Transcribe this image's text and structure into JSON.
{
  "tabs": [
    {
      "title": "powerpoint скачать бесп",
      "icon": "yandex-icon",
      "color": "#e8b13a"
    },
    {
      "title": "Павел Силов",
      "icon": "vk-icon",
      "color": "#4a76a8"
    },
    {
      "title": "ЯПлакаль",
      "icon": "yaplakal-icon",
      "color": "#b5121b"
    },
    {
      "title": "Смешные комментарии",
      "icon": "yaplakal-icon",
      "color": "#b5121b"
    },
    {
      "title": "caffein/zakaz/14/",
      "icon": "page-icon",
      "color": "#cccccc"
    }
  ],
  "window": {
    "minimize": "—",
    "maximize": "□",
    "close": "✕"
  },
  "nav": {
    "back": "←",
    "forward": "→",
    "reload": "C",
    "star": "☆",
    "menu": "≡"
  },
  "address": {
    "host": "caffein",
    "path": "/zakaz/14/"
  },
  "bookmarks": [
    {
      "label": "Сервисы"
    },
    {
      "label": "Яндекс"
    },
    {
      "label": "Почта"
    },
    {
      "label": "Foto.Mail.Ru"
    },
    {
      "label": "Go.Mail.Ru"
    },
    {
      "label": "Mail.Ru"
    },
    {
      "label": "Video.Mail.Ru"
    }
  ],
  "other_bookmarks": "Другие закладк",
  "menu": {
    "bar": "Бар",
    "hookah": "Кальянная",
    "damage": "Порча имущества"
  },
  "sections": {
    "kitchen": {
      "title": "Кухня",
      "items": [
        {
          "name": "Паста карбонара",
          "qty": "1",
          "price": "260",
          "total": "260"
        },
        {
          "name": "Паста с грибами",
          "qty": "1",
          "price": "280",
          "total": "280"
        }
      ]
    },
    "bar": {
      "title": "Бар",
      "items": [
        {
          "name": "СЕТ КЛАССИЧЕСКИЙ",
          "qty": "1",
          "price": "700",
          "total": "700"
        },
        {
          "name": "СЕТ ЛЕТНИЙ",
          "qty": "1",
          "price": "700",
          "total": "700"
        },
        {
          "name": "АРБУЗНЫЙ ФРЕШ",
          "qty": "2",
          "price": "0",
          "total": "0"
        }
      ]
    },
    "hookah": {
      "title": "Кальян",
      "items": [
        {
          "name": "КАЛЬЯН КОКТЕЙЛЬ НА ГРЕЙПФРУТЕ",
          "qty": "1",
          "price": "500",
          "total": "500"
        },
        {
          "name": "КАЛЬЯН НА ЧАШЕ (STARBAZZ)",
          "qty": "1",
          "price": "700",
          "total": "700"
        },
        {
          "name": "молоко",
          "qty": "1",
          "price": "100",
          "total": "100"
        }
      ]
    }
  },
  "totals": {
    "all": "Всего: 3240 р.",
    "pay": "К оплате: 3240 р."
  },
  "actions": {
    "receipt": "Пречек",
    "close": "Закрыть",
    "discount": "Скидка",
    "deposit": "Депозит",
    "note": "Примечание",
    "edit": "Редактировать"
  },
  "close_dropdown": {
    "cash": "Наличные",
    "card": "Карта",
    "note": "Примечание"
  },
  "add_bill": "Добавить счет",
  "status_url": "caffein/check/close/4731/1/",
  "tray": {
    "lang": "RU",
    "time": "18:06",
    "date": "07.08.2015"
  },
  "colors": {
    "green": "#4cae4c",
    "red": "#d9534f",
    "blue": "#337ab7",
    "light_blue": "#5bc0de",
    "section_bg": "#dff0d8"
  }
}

· · · ·

[DIRECTIONS FOR THIS TASK] From the listing above, pick out every line containing "Паста".

[WORKED ANSWER]
          "name": "Паста карбонара",
          "name": "Паста с грибами",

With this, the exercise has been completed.